- **DESCRIPCIÓN DEL EJERCICIO**: Reproduce textualmente todas las líneas que figuran a continuación, sin omitir ni alterar ninguna.

- **DATOS PROPORCIONADOS**:
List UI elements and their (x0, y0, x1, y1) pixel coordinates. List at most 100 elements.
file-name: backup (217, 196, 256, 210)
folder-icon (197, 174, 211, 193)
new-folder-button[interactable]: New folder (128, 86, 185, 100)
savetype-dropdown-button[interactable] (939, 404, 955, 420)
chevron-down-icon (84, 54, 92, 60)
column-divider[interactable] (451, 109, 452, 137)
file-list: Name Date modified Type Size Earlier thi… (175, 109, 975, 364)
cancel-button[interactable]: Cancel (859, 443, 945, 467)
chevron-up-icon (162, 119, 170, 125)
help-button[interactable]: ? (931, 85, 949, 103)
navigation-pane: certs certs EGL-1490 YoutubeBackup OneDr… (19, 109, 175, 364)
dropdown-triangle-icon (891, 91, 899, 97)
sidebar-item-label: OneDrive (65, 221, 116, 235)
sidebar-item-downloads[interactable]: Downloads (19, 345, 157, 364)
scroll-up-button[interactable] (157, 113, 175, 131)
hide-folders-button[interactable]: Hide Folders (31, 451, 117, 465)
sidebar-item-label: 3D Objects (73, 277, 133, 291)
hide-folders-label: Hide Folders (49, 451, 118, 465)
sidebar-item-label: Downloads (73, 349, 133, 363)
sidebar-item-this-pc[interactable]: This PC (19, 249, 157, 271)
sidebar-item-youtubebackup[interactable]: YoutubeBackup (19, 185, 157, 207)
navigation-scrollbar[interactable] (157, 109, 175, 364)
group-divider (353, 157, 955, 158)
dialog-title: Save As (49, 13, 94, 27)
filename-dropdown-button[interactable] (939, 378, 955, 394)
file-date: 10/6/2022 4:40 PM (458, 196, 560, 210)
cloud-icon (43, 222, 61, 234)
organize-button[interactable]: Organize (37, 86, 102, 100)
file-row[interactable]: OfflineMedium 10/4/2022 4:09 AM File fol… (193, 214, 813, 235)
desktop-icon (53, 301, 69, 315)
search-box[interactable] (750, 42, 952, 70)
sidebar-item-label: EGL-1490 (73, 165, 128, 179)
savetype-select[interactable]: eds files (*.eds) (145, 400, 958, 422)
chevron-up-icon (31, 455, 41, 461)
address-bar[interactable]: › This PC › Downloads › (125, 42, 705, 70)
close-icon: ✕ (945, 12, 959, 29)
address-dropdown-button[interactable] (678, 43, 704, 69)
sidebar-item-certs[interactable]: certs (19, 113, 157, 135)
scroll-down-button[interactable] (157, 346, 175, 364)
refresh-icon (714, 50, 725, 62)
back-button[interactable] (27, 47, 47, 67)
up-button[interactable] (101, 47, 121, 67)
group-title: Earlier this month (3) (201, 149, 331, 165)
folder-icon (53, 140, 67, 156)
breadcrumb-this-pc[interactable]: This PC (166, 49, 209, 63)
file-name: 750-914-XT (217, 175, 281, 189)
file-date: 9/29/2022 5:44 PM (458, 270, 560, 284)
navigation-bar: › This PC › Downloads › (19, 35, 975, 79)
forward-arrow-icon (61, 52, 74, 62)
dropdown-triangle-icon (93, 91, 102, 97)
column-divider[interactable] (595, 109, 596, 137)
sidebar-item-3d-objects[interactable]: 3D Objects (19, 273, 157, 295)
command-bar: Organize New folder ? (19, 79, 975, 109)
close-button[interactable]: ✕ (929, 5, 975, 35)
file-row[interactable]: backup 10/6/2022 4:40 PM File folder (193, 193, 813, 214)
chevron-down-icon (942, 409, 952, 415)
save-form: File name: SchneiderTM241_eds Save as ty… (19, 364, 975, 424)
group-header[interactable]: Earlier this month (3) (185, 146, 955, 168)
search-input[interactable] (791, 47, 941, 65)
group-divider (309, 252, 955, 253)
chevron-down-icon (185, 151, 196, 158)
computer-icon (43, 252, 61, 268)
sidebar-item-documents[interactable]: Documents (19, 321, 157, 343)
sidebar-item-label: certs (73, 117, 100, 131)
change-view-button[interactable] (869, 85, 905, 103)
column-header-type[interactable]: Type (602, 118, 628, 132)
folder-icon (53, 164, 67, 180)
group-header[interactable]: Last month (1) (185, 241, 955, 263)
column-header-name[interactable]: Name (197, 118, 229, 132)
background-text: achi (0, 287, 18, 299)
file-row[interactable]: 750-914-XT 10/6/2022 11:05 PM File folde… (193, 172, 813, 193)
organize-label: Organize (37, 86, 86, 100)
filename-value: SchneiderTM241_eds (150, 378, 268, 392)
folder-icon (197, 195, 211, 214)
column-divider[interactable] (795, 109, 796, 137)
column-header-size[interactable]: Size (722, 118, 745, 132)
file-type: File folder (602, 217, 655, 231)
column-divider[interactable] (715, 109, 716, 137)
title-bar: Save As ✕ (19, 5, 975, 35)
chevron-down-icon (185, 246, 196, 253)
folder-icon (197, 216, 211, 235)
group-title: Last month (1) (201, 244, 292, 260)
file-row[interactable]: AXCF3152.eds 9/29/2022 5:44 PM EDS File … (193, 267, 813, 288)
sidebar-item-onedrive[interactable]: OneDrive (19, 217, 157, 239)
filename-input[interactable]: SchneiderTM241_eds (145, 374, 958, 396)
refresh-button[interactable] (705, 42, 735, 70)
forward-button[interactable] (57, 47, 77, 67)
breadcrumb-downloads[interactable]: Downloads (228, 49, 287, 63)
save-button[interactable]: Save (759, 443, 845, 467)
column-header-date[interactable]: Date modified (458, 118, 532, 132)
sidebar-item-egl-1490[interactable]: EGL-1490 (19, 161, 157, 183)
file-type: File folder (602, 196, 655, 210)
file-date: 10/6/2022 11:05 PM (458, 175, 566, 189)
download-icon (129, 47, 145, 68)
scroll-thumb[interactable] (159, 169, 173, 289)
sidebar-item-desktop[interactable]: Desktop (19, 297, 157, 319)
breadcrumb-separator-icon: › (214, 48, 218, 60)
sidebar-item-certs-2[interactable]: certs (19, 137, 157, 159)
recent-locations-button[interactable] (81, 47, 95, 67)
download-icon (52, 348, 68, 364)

- **RESPUESTA COMPLETA**:
List UI elements and their (x0, y0, x1, y1) pixel coordinates. List at most 100 elements.
file-name: backup (217, 196, 256, 210)
folder-icon (197, 174, 211, 193)
new-folder-button[interactable]: New folder (128, 86, 185, 100)
savetype-dropdown-button[interactable] (939, 404, 955, 420)
chevron-down-icon (84, 54, 92, 60)
column-divider[interactable] (451, 109, 452, 137)
file-list: Name Date modified Type Size Earlier thi… (175, 109, 975, 364)
cancel-button[interactable]: Cancel (859, 443, 945, 467)
chevron-up-icon (162, 119, 170, 125)
help-button[interactable]: ? (931, 85, 949, 103)
navigation-pane: certs certs EGL-1490 YoutubeBackup OneDr… (19, 109, 175, 364)
dropdown-triangle-icon (891, 91, 899, 97)
sidebar-item-label: OneDrive (65, 221, 116, 235)
sidebar-item-downloads[interactable]: Downloads (19, 345, 157, 364)
scroll-up-button[interactable] (157, 113, 175, 131)
hide-folders-button[interactable]: Hide Folders (31, 451, 117, 465)
sidebar-item-label: 3D Objects (73, 277, 133, 291)
hide-folders-label: Hide Folders (49, 451, 118, 465)
sidebar-item-label: Downloads (73, 349, 133, 363)
sidebar-item-this-pc[interactable]: This PC (19, 249, 157, 271)
sidebar-item-youtubebackup[interactable]: YoutubeBackup (19, 185, 157, 207)
navigation-scrollbar[interactable] (157, 109, 175, 364)
group-divider (353, 157, 955, 158)
dialog-title: Save As (49, 13, 94, 27)
filename-dropdown-button[interactable] (939, 378, 955, 394)
file-date: 10/6/2022 4:40 PM (458, 196, 560, 210)
cloud-icon (43, 222, 61, 234)
organize-button[interactable]: Organize (37, 86, 102, 100)
file-row[interactable]: OfflineMedium 10/4/2022 4:09 AM File fol… (193, 214, 813, 235)
desktop-icon (53, 301, 69, 315)
search-box[interactable] (750, 42, 952, 70)
sidebar-item-label: EGL-1490 (73, 165, 128, 179)
savetype-select[interactable]: eds files (*.eds) (145, 400, 958, 422)
chevron-up-icon (31, 455, 41, 461)
address-bar[interactable]: › This PC › Downloads › (125, 42, 705, 70)
close-icon: ✕ (945, 12, 959, 29)
address-dropdown-button[interactable] (678, 43, 704, 69)
sidebar-item-certs[interactable]: certs (19, 113, 157, 135)
scroll-down-button[interactable] (157, 346, 175, 364)
refresh-icon (714, 50, 725, 62)
back-button[interactable] (27, 47, 47, 67)
up-button[interactable] (101, 47, 121, 67)
group-title: Earlier this month (3) (201, 149, 331, 165)
folder-icon (53, 140, 67, 156)
breadcrumb-this-pc[interactable]: This PC (166, 49, 209, 63)
file-name: 750-914-XT (217, 175, 281, 189)
file-date: 9/29/2022 5:44 PM (458, 270, 560, 284)
navigation-bar: › This PC › Downloads › (19, 35, 975, 79)
forward-arrow-icon (61, 52, 74, 62)
dropdown-triangle-icon (93, 91, 102, 97)
column-divider[interactable] (595, 109, 596, 137)
sidebar-item-3d-objects[interactable]: 3D Objects (19, 273, 157, 295)
command-bar: Organize New folder ? (19, 79, 975, 109)
close-button[interactable]: ✕ (929, 5, 975, 35)
file-row[interactable]: backup 10/6/2022 4:40 PM File folder (193, 193, 813, 214)
chevron-down-icon (942, 409, 952, 415)
save-form: File name: SchneiderTM241_eds Save as ty… (19, 364, 975, 424)
group-header[interactable]: Earlier this month (3) (185, 146, 955, 168)
search-input[interactable] (791, 47, 941, 65)
group-divider (309, 252, 955, 253)
chevron-down-icon (185, 151, 196, 158)
computer-icon (43, 252, 61, 268)
sidebar-item-documents[interactable]: Documents (19, 321, 157, 343)
sidebar-item-label: certs (73, 117, 100, 131)
change-view-button[interactable] (869, 85, 905, 103)
column-header-type[interactable]: Type (602, 118, 628, 132)
folder-icon (53, 164, 67, 180)
group-header[interactable]: Last month (1) (185, 241, 955, 263)
column-header-name[interactable]: Name (197, 118, 229, 132)
background-text: achi (0, 287, 18, 299)
file-row[interactable]: 750-914-XT 10/6/2022 11:05 PM File folde… (193, 172, 813, 193)
organize-label: Organize (37, 86, 86, 100)
filename-value: SchneiderTM241_eds (150, 378, 268, 392)
folder-icon (197, 195, 211, 214)
column-divider[interactable] (795, 109, 796, 137)
column-header-size[interactable]: Size (722, 118, 745, 132)
file-type: File folder (602, 217, 655, 231)
column-divider[interactable] (715, 109, 716, 137)
title-bar: Save As ✕ (19, 5, 975, 35)
chevron-down-icon (185, 246, 196, 253)
folder-icon (197, 216, 211, 235)
group-title: Last month (1) (201, 244, 292, 260)
file-row[interactable]: AXCF3152.eds 9/29/2022 5:44 PM EDS File … (193, 267, 813, 288)
sidebar-item-onedrive[interactable]: OneDrive (19, 217, 157, 239)
filename-input[interactable]: SchneiderTM241_eds (145, 374, 958, 396)
refresh-button[interactable] (705, 42, 735, 70)
forward-button[interactable] (57, 47, 77, 67)
breadcrumb-downloads[interactable]: Downloads (228, 49, 287, 63)
save-button[interactable]: Save (759, 443, 845, 467)
column-header-date[interactable]: Date modified (458, 118, 532, 132)
sidebar-item-egl-1490[interactable]: EGL-1490 (19, 161, 157, 183)
file-type: File folder (602, 196, 655, 210)
file-date: 10/6/2022 11:05 PM (458, 175, 566, 189)
download-icon (129, 47, 145, 68)
scroll-thumb[interactable] (159, 169, 173, 289)
sidebar-item-desktop[interactable]: Desktop (19, 297, 157, 319)
breadcrumb-separator-icon: › (214, 48, 218, 60)
sidebar-item-certs-2[interactable]: certs (19, 137, 157, 159)
recent-locations-button[interactable] (81, 47, 95, 67)
download-icon (52, 348, 68, 364)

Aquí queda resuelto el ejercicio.